* [YOUR TASK]:
Without including any images, reproduce each entry exactly.

(Excerpts from a figure dataset)
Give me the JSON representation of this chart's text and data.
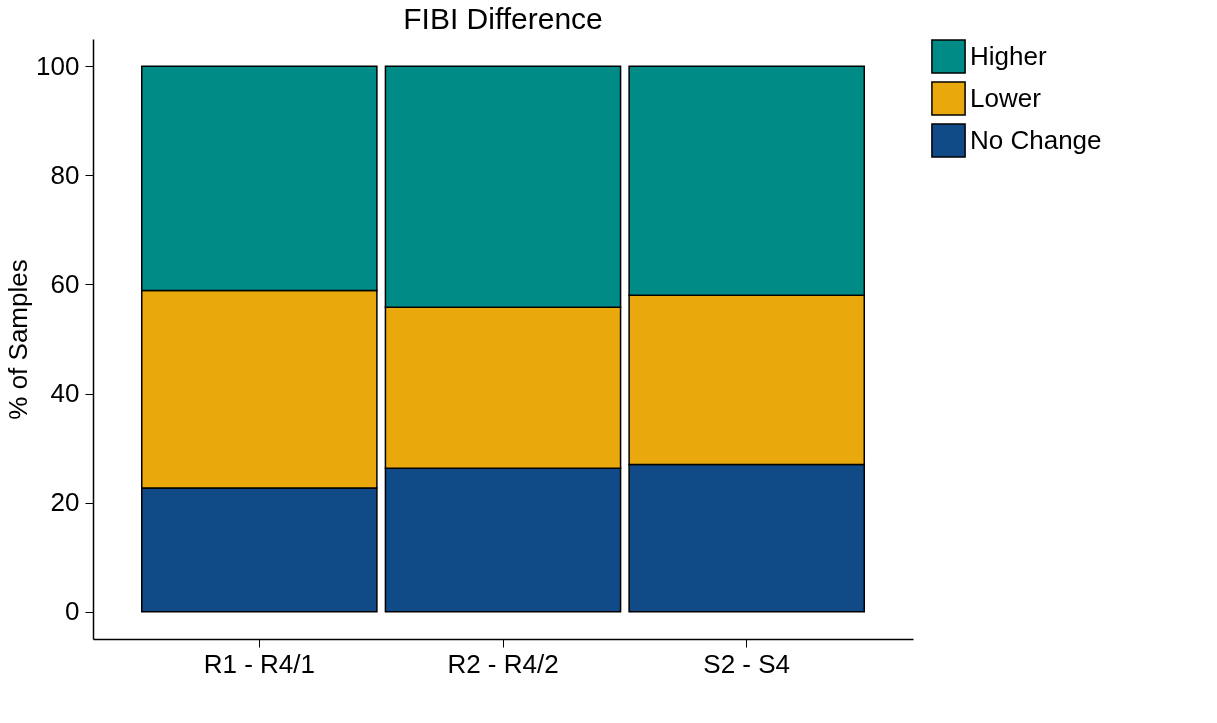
{
  "chart_data": {
    "type": "bar",
    "title": "FIBI Difference",
    "ylabel": "% of Samples",
    "categories": [
      "R1 - R4/1",
      "R2 - R4/2",
      "S2 - S4"
    ],
    "stacked": true,
    "ylim": [
      -5,
      105
    ],
    "yticks": [
      0,
      20,
      40,
      60,
      80,
      100
    ],
    "grid": false,
    "legend": "right",
    "series": [
      {
        "name": "No Change",
        "color": "#114b87",
        "values": [
          22.7,
          26.3,
          27.0
        ]
      },
      {
        "name": "Lower",
        "color": "#e9a80c",
        "values": [
          36.2,
          29.5,
          31.0
        ]
      },
      {
        "name": "Higher",
        "color": "#008b87",
        "values": [
          41.1,
          44.2,
          42.0
        ]
      }
    ]
  }
}
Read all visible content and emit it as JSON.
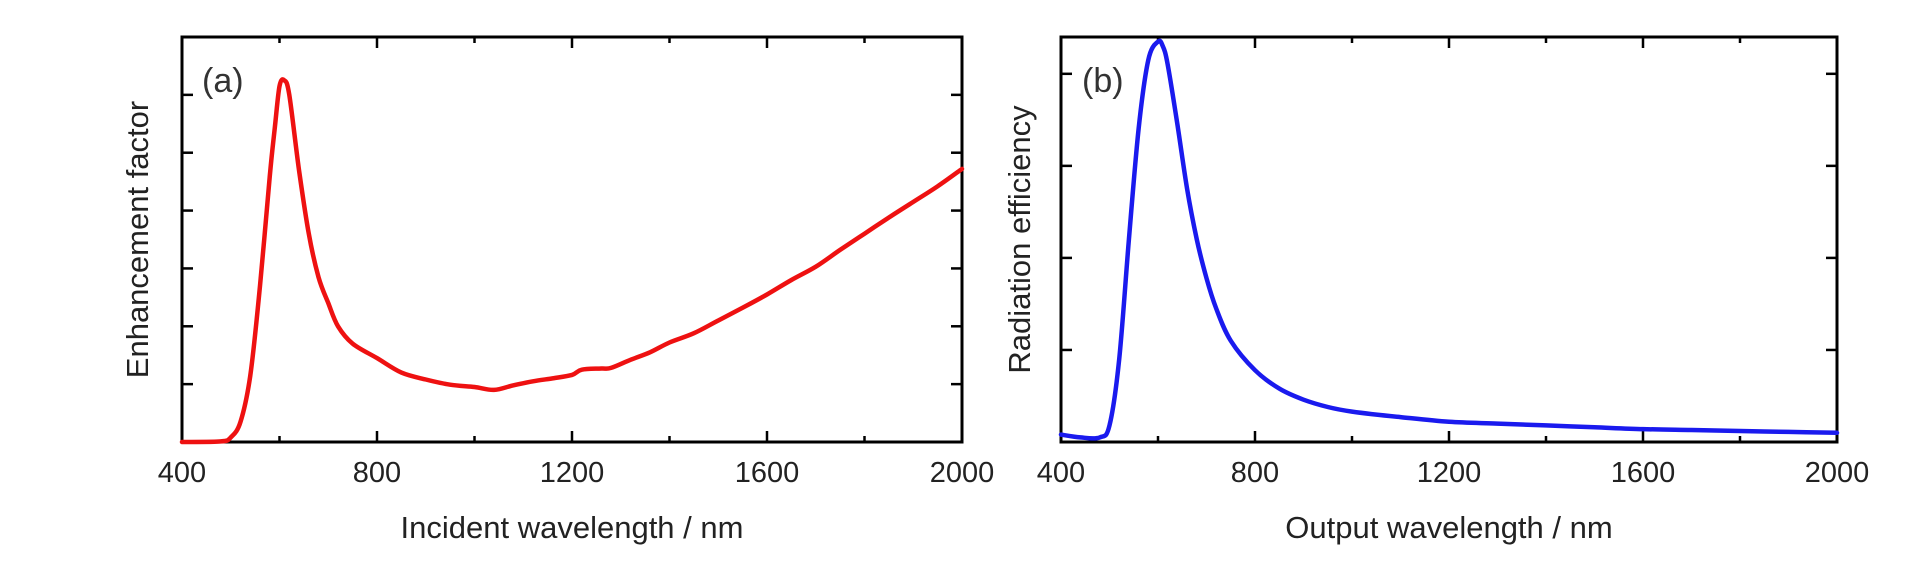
{
  "chart_data": [
    {
      "type": "line",
      "panel_label": "(a)",
      "xlabel": "Incident wavelength / nm",
      "ylabel": "Enhancement factor",
      "xlim": [
        400,
        2000
      ],
      "ylim": [
        0,
        7
      ],
      "x_ticks": [
        400,
        800,
        1200,
        1600,
        2000
      ],
      "y_ticks_labeled": false,
      "y_tick_count": 8,
      "grid": false,
      "series": [
        {
          "color": "#ee1111",
          "x": [
            400,
            480,
            500,
            520,
            540,
            560,
            580,
            590,
            600,
            610,
            620,
            640,
            660,
            680,
            700,
            720,
            750,
            800,
            850,
            900,
            950,
            1000,
            1040,
            1080,
            1120,
            1160,
            1200,
            1220,
            1260,
            1280,
            1320,
            1360,
            1400,
            1450,
            1500,
            1550,
            1600,
            1650,
            1700,
            1750,
            1800,
            1850,
            1900,
            1950,
            2000
          ],
          "y": [
            0.0,
            0.01,
            0.08,
            0.35,
            1.15,
            2.7,
            4.6,
            5.4,
            6.15,
            6.25,
            6.0,
            4.7,
            3.6,
            2.85,
            2.4,
            2.0,
            1.7,
            1.45,
            1.2,
            1.08,
            0.99,
            0.95,
            0.9,
            0.98,
            1.05,
            1.1,
            1.16,
            1.25,
            1.27,
            1.28,
            1.42,
            1.55,
            1.72,
            1.88,
            2.1,
            2.32,
            2.55,
            2.8,
            3.03,
            3.32,
            3.6,
            3.88,
            4.15,
            4.42,
            4.72
          ]
        }
      ]
    },
    {
      "type": "line",
      "panel_label": "(b)",
      "xlabel": "Output wavelength / nm",
      "ylabel": "Radiation efficiency",
      "xlim": [
        400,
        2000
      ],
      "ylim": [
        0,
        4.4
      ],
      "x_ticks": [
        400,
        800,
        1200,
        1600,
        2000
      ],
      "y_ticks_labeled": false,
      "y_tick_count": 5,
      "grid": false,
      "series": [
        {
          "color": "#1a1aee",
          "x": [
            400,
            440,
            480,
            500,
            520,
            540,
            560,
            580,
            600,
            610,
            620,
            640,
            660,
            680,
            700,
            720,
            750,
            800,
            850,
            900,
            950,
            1000,
            1100,
            1200,
            1300,
            1400,
            1500,
            1600,
            1700,
            1800,
            1900,
            2000
          ],
          "y": [
            0.08,
            0.05,
            0.05,
            0.18,
            0.9,
            2.2,
            3.4,
            4.15,
            4.35,
            4.3,
            4.1,
            3.45,
            2.75,
            2.2,
            1.78,
            1.45,
            1.1,
            0.78,
            0.58,
            0.46,
            0.38,
            0.33,
            0.27,
            0.22,
            0.2,
            0.18,
            0.16,
            0.14,
            0.13,
            0.12,
            0.11,
            0.1
          ]
        }
      ]
    }
  ]
}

* [THE RESPONSE]:
Give me the JSON representation of this chart's text and data.
{
  "chart_data": {
    "type": "bar",
    "title": "FIBI Difference",
    "ylabel": "% of Samples",
    "categories": [
      "R1 - R4/1",
      "R2 - R4/2",
      "S2 - S4"
    ],
    "stacked": true,
    "ylim": [
      -5,
      105
    ],
    "yticks": [
      0,
      20,
      40,
      60,
      80,
      100
    ],
    "grid": false,
    "legend": "right",
    "series": [
      {
        "name": "No Change",
        "color": "#114b87",
        "values": [
          22.7,
          26.3,
          27.0
        ]
      },
      {
        "name": "Lower",
        "color": "#e9a80c",
        "values": [
          36.2,
          29.5,
          31.0
        ]
      },
      {
        "name": "Higher",
        "color": "#008b87",
        "values": [
          41.1,
          44.2,
          42.0
        ]
      }
    ]
  }
}
Read all visible content and emit it as JSON.
{
  "chart_data": [
    {
      "type": "line",
      "panel_label": "(a)",
      "xlabel": "Incident wavelength / nm",
      "ylabel": "Enhancement factor",
      "xlim": [
        400,
        2000
      ],
      "ylim": [
        0,
        7
      ],
      "x_ticks": [
        400,
        800,
        1200,
        1600,
        2000
      ],
      "y_ticks_labeled": false,
      "y_tick_count": 8,
      "grid": false,
      "series": [
        {
          "color": "#ee1111",
          "x": [
            400,
            480,
            500,
            520,
            540,
            560,
            580,
            590,
            600,
            610,
            620,
            640,
            660,
            680,
            700,
            720,
            750,
            800,
            850,
            900,
            950,
            1000,
            1040,
            1080,
            1120,
            1160,
            1200,
            1220,
            1260,
            1280,
            1320,
            1360,
            1400,
            1450,
            1500,
            1550,
            1600,
            1650,
            1700,
            1750,
            1800,
            1850,
            1900,
            1950,
            2000
          ],
          "y": [
            0.0,
            0.01,
            0.08,
            0.35,
            1.15,
            2.7,
            4.6,
            5.4,
            6.15,
            6.25,
            6.0,
            4.7,
            3.6,
            2.85,
            2.4,
            2.0,
            1.7,
            1.45,
            1.2,
            1.08,
            0.99,
            0.95,
            0.9,
            0.98,
            1.05,
            1.1,
            1.16,
            1.25,
            1.27,
            1.28,
            1.42,
            1.55,
            1.72,
            1.88,
            2.1,
            2.32,
            2.55,
            2.8,
            3.03,
            3.32,
            3.6,
            3.88,
            4.15,
            4.42,
            4.72
          ]
        }
      ]
    },
    {
      "type": "line",
      "panel_label": "(b)",
      "xlabel": "Output wavelength / nm",
      "ylabel": "Radiation efficiency",
      "xlim": [
        400,
        2000
      ],
      "ylim": [
        0,
        4.4
      ],
      "x_ticks": [
        400,
        800,
        1200,
        1600,
        2000
      ],
      "y_ticks_labeled": false,
      "y_tick_count": 5,
      "grid": false,
      "series": [
        {
          "color": "#1a1aee",
          "x": [
            400,
            440,
            480,
            500,
            520,
            540,
            560,
            580,
            600,
            610,
            620,
            640,
            660,
            680,
            700,
            720,
            750,
            800,
            850,
            900,
            950,
            1000,
            1100,
            1200,
            1300,
            1400,
            1500,
            1600,
            1700,
            1800,
            1900,
            2000
          ],
          "y": [
            0.08,
            0.05,
            0.05,
            0.18,
            0.9,
            2.2,
            3.4,
            4.15,
            4.35,
            4.3,
            4.1,
            3.45,
            2.75,
            2.2,
            1.78,
            1.45,
            1.1,
            0.78,
            0.58,
            0.46,
            0.38,
            0.33,
            0.27,
            0.22,
            0.2,
            0.18,
            0.16,
            0.14,
            0.13,
            0.12,
            0.11,
            0.1
          ]
        }
      ]
    }
  ]
}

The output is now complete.